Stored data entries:

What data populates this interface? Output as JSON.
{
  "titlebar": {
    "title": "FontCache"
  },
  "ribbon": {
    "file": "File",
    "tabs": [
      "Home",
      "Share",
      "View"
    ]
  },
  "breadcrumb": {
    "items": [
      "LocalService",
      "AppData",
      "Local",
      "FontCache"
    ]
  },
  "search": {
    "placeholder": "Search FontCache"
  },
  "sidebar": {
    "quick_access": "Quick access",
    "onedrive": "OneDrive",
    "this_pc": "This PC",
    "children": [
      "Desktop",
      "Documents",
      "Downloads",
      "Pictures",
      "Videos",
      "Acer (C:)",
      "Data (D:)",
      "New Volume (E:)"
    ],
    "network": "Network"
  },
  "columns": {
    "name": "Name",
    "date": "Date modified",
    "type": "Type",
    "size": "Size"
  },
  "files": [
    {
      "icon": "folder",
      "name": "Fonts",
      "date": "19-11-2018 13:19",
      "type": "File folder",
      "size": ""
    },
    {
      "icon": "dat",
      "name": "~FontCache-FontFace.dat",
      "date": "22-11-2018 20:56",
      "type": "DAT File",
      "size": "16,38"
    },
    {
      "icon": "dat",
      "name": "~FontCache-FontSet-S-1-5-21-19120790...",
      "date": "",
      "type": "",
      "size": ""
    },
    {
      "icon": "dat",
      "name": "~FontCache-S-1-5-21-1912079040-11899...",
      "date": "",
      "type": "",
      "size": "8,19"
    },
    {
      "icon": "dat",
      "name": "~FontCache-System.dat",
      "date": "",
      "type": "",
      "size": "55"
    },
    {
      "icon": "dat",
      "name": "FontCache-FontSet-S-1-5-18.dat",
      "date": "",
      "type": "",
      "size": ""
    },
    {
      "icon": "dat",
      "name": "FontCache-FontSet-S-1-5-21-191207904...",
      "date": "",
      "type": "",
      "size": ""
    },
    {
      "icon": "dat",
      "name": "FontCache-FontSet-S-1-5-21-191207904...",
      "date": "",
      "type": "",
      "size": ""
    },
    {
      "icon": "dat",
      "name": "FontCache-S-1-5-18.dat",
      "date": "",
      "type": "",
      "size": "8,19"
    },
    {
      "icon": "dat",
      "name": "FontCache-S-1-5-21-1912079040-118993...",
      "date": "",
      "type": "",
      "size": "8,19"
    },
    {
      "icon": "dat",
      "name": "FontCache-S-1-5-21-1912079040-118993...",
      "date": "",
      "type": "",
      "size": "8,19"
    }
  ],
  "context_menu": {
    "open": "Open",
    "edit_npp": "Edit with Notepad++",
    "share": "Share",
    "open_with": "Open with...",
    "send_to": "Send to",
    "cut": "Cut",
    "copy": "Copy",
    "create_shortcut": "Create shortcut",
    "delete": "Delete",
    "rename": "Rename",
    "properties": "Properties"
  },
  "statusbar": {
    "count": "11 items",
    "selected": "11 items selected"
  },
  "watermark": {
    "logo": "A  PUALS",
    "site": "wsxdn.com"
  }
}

**WHAT YOU SHOULD DO**:
Copy out the whole listing exactly; please set it all down.

**WORKED SOLUTION**:
What data populates this interface? Output as JSON.
{
  "titlebar": {
    "title": "FontCache"
  },
  "ribbon": {
    "file": "File",
    "tabs": [
      "Home",
      "Share",
      "View"
    ]
  },
  "breadcrumb": {
    "items": [
      "LocalService",
      "AppData",
      "Local",
      "FontCache"
    ]
  },
  "search": {
    "placeholder": "Search FontCache"
  },
  "sidebar": {
    "quick_access": "Quick access",
    "onedrive": "OneDrive",
    "this_pc": "This PC",
    "children": [
      "Desktop",
      "Documents",
      "Downloads",
      "Pictures",
      "Videos",
      "Acer (C:)",
      "Data (D:)",
      "New Volume (E:)"
    ],
    "network": "Network"
  },
  "columns": {
    "name": "Name",
    "date": "Date modified",
    "type": "Type",
    "size": "Size"
  },
  "files": [
    {
      "icon": "folder",
      "name": "Fonts",
      "date": "19-11-2018 13:19",
      "type": "File folder",
      "size": ""
    },
    {
      "icon": "dat",
      "name": "~FontCache-FontFace.dat",
      "date": "22-11-2018 20:56",
      "type": "DAT File",
      "size": "16,38"
    },
    {
      "icon": "dat",
      "name": "~FontCache-FontSet-S-1-5-21-19120790...",
      "date": "",
      "type": "",
      "size": ""
    },
    {
      "icon": "dat",
      "name": "~FontCache-S-1-5-21-1912079040-11899...",
      "date": "",
      "type": "",
      "size": "8,19"
    },
    {
      "icon": "dat",
      "name": "~FontCache-System.dat",
      "date": "",
      "type": "",
      "size": "55"
    },
    {
      "icon": "dat",
      "name": "FontCache-FontSet-S-1-5-18.dat",
      "date": "",
      "type": "",
      "size": ""
    },
    {
      "icon": "dat",
      "name": "FontCache-FontSet-S-1-5-21-191207904...",
      "date": "",
      "type": "",
      "size": ""
    },
    {
      "icon": "dat",
      "name": "FontCache-FontSet-S-1-5-21-191207904...",
      "date": "",
      "type": "",
      "size": ""
    },
    {
      "icon": "dat",
      "name": "FontCache-S-1-5-18.dat",
      "date": "",
      "type": "",
      "size": "8,19"
    },
    {
      "icon": "dat",
      "name": "FontCache-S-1-5-21-1912079040-118993...",
      "date": "",
      "type": "",
      "size": "8,19"
    },
    {
      "icon": "dat",
      "name": "FontCache-S-1-5-21-1912079040-118993...",
      "date": "",
      "type": "",
      "size": "8,19"
    }
  ],
  "context_menu": {
    "open": "Open",
    "edit_npp": "Edit with Notepad++",
    "share": "Share",
    "open_with": "Open with...",
    "send_to": "Send to",
    "cut": "Cut",
    "copy": "Copy",
    "create_shortcut": "Create shortcut",
    "delete": "Delete",
    "rename": "Rename",
    "properties": "Properties"
  },
  "statusbar": {
    "count": "11 items",
    "selected": "11 items selected"
  },
  "watermark": {
    "logo": "A  PUALS",
    "site": "wsxdn.com"
  }
}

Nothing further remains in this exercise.